--- GIVEN INFORMATION ---
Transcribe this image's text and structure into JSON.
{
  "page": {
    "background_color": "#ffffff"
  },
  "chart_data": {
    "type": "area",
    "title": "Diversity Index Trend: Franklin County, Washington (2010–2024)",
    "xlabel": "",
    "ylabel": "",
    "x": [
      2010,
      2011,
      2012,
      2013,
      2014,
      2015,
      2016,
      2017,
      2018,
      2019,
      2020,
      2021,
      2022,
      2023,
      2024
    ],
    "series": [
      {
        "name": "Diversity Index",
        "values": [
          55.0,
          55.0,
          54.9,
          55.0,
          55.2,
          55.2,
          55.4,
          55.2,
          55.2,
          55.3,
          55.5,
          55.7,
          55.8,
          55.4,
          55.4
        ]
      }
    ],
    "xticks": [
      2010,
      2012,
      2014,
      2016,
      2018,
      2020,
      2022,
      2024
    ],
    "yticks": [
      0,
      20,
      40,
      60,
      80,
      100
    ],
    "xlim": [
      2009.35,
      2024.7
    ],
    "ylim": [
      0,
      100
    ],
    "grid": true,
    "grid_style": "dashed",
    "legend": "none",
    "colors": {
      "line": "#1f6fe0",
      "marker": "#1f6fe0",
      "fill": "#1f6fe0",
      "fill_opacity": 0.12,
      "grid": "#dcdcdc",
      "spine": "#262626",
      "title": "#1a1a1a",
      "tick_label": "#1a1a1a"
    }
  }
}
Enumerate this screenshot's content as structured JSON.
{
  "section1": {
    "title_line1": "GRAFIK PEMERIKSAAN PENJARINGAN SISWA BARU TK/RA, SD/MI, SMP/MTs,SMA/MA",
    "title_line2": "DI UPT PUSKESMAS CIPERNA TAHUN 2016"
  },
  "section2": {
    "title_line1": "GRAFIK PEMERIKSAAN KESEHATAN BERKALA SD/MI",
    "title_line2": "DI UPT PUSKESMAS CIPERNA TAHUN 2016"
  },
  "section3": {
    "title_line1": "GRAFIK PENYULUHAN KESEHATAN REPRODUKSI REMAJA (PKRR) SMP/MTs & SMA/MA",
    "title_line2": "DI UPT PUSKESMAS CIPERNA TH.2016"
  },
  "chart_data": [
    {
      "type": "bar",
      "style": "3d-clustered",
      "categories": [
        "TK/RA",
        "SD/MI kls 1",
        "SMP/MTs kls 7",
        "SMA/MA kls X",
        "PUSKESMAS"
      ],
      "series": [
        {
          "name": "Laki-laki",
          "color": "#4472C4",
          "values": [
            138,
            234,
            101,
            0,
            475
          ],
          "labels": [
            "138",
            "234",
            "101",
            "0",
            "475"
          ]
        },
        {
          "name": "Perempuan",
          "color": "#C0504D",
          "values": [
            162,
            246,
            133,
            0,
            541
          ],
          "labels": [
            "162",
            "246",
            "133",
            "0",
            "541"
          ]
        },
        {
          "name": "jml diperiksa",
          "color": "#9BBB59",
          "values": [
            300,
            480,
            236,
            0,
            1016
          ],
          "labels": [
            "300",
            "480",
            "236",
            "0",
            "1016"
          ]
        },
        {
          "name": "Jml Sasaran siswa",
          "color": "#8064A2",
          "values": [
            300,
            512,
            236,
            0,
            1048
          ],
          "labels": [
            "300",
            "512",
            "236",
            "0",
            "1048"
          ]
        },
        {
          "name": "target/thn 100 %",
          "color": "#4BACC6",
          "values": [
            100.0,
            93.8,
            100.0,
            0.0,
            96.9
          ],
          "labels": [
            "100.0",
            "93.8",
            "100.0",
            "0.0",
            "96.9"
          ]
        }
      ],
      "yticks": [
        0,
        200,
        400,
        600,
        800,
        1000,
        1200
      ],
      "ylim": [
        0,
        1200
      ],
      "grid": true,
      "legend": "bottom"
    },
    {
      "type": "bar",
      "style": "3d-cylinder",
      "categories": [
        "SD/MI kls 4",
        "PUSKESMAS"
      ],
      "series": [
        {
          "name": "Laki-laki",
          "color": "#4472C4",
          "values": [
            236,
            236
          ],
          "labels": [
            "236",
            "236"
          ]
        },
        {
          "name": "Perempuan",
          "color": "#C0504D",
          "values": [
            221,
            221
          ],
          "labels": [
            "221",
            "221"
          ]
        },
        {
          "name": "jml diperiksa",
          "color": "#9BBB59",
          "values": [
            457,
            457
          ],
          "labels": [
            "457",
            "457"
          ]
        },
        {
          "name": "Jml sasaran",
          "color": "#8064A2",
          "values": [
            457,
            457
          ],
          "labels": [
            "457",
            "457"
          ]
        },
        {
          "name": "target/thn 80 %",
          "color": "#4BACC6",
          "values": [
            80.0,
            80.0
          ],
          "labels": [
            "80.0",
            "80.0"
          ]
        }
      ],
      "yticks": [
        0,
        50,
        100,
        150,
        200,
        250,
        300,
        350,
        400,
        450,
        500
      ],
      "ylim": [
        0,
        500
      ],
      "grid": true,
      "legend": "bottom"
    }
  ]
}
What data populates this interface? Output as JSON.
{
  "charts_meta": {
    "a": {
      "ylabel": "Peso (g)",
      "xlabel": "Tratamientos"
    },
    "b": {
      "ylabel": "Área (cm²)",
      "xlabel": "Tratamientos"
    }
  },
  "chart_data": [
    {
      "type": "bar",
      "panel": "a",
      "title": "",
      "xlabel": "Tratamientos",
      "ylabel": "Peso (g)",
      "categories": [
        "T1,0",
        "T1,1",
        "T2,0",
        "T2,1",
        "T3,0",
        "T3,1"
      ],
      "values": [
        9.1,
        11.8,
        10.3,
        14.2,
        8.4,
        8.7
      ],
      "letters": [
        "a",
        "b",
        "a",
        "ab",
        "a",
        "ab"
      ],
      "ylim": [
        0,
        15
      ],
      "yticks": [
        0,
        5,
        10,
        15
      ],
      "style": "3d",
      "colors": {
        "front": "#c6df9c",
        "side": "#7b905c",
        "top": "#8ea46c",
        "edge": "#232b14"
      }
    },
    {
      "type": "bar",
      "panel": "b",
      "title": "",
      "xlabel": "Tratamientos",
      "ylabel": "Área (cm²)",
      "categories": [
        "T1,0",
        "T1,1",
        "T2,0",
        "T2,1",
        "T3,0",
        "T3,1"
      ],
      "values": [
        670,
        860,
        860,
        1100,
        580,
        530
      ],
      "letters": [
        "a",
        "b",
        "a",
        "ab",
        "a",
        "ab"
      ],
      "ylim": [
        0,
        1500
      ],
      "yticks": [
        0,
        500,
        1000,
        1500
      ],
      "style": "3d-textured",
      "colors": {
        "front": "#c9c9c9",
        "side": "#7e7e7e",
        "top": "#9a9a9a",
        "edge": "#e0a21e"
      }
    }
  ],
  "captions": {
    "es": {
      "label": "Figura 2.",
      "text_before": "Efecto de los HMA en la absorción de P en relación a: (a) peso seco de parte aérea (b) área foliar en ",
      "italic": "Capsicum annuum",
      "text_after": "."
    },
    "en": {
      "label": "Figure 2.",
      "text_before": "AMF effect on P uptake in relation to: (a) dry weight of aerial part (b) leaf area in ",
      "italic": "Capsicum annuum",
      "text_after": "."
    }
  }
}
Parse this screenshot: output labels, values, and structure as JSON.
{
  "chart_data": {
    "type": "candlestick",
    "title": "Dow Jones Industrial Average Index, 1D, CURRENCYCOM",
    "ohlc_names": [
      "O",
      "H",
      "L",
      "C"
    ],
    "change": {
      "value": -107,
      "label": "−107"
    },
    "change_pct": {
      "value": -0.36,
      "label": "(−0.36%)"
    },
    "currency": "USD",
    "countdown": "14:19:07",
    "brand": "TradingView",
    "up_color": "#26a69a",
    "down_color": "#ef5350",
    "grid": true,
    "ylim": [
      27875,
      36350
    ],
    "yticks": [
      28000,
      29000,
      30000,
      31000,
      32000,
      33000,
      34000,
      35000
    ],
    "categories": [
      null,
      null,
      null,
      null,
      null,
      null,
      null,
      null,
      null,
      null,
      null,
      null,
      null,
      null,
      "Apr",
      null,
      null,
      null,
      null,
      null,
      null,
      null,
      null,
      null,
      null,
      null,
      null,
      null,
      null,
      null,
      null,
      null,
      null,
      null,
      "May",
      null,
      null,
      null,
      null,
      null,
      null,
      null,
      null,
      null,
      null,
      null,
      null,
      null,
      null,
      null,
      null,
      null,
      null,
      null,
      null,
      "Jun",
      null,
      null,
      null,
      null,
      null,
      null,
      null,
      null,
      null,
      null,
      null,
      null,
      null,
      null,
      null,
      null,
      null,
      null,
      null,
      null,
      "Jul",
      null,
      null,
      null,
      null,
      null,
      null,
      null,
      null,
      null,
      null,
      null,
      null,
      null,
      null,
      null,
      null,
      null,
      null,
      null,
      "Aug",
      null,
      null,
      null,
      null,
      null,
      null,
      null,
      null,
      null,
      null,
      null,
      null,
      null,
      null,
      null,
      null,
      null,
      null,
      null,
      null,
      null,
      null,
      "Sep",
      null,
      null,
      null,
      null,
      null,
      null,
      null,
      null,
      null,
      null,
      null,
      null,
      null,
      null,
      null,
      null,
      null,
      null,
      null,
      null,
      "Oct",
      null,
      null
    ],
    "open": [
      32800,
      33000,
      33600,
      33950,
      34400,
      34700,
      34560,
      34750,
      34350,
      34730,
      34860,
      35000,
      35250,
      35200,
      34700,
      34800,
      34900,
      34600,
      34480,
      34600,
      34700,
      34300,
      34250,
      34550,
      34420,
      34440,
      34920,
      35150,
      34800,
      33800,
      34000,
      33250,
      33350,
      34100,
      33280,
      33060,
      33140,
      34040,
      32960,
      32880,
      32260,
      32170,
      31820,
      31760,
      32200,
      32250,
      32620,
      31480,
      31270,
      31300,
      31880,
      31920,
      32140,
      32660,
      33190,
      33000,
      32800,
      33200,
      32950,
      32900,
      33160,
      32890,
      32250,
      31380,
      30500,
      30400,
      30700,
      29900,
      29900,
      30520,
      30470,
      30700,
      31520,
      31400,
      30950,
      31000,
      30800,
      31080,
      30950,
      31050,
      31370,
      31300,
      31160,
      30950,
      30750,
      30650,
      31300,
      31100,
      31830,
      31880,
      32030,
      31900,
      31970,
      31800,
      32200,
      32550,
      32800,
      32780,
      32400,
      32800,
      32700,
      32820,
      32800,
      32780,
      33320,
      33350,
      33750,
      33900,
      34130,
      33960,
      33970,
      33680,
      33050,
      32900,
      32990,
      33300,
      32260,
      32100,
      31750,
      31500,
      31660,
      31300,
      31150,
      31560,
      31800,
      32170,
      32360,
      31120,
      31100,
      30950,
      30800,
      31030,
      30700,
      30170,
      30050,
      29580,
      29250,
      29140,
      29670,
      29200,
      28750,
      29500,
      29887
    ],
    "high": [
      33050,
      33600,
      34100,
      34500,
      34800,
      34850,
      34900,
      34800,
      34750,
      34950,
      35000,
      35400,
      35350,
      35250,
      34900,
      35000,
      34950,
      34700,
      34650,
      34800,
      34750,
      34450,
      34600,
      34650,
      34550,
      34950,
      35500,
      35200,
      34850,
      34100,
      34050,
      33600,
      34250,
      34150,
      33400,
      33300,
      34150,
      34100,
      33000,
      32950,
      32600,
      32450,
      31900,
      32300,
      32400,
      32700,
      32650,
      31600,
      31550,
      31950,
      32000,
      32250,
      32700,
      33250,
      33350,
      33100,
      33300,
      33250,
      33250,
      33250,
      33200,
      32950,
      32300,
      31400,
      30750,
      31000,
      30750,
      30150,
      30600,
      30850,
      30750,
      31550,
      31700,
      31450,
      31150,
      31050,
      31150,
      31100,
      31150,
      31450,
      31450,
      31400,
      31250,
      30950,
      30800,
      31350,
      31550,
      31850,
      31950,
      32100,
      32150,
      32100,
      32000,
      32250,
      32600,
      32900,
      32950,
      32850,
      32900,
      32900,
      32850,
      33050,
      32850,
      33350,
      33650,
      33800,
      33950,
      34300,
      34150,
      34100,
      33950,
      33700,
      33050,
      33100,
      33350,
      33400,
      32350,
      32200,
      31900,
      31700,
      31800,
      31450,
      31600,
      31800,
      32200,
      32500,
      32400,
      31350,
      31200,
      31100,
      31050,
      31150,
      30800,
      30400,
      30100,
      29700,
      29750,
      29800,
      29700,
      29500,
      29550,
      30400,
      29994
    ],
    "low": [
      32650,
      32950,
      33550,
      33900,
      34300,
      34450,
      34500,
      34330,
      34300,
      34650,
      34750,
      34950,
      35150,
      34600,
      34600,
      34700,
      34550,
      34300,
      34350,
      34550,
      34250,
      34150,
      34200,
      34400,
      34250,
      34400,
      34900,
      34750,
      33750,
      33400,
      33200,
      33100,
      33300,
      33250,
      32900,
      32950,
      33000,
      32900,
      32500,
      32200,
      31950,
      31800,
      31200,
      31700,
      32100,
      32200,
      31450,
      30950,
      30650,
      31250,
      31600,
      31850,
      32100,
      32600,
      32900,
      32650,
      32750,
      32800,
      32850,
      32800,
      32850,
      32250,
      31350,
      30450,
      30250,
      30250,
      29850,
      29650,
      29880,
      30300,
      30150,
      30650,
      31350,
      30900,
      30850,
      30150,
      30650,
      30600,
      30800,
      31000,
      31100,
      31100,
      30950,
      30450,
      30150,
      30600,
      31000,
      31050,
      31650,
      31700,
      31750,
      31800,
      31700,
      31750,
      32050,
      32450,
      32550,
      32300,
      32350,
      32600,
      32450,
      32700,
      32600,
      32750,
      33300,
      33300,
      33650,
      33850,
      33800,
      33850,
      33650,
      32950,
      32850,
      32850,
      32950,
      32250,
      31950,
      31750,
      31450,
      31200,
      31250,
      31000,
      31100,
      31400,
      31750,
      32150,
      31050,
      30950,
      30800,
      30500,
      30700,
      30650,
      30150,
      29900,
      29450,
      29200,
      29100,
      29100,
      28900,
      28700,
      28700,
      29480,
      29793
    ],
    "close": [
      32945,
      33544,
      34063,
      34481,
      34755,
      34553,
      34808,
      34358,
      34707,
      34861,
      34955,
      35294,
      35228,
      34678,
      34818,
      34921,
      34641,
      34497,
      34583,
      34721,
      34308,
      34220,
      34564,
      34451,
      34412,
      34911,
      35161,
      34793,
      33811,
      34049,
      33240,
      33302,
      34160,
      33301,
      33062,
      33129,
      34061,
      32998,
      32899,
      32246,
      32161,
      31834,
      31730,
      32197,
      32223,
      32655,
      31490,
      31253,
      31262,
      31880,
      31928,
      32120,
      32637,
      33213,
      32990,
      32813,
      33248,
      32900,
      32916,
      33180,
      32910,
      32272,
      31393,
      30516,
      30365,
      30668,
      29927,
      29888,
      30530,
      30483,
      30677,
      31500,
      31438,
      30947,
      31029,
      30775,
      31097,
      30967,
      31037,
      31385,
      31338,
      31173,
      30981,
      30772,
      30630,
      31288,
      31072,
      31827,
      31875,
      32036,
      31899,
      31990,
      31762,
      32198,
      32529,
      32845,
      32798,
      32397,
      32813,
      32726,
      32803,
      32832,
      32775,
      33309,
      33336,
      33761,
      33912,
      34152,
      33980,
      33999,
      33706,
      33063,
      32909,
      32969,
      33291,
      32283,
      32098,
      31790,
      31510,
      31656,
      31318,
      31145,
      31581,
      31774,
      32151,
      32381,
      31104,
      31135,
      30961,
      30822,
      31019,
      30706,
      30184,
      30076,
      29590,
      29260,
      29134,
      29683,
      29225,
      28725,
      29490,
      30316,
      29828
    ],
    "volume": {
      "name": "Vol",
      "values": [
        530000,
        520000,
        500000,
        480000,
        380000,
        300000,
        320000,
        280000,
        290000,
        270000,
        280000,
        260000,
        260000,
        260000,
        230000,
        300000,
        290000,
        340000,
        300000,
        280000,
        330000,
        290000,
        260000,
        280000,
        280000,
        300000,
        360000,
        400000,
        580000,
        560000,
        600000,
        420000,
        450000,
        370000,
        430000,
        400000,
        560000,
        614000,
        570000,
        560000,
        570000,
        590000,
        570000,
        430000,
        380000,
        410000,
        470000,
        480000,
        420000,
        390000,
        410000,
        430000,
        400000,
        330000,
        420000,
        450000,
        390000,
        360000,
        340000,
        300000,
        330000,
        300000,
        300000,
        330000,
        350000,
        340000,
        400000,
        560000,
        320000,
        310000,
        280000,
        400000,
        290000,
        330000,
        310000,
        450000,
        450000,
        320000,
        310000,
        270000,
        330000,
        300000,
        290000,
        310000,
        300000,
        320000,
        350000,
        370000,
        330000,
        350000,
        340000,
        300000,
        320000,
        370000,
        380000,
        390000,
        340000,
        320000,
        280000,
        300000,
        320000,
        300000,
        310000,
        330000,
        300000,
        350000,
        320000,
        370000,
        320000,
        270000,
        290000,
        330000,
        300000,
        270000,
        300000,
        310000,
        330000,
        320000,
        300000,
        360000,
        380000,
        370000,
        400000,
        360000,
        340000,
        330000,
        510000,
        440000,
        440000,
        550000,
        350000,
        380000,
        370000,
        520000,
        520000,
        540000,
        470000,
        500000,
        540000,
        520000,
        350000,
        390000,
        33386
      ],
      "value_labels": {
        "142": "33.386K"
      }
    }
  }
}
---
EXERCISE REQUIREMENTS — Reply with the number of lines in the data that include the string "screenshot" and nothing else.

FULL ANSWER — 2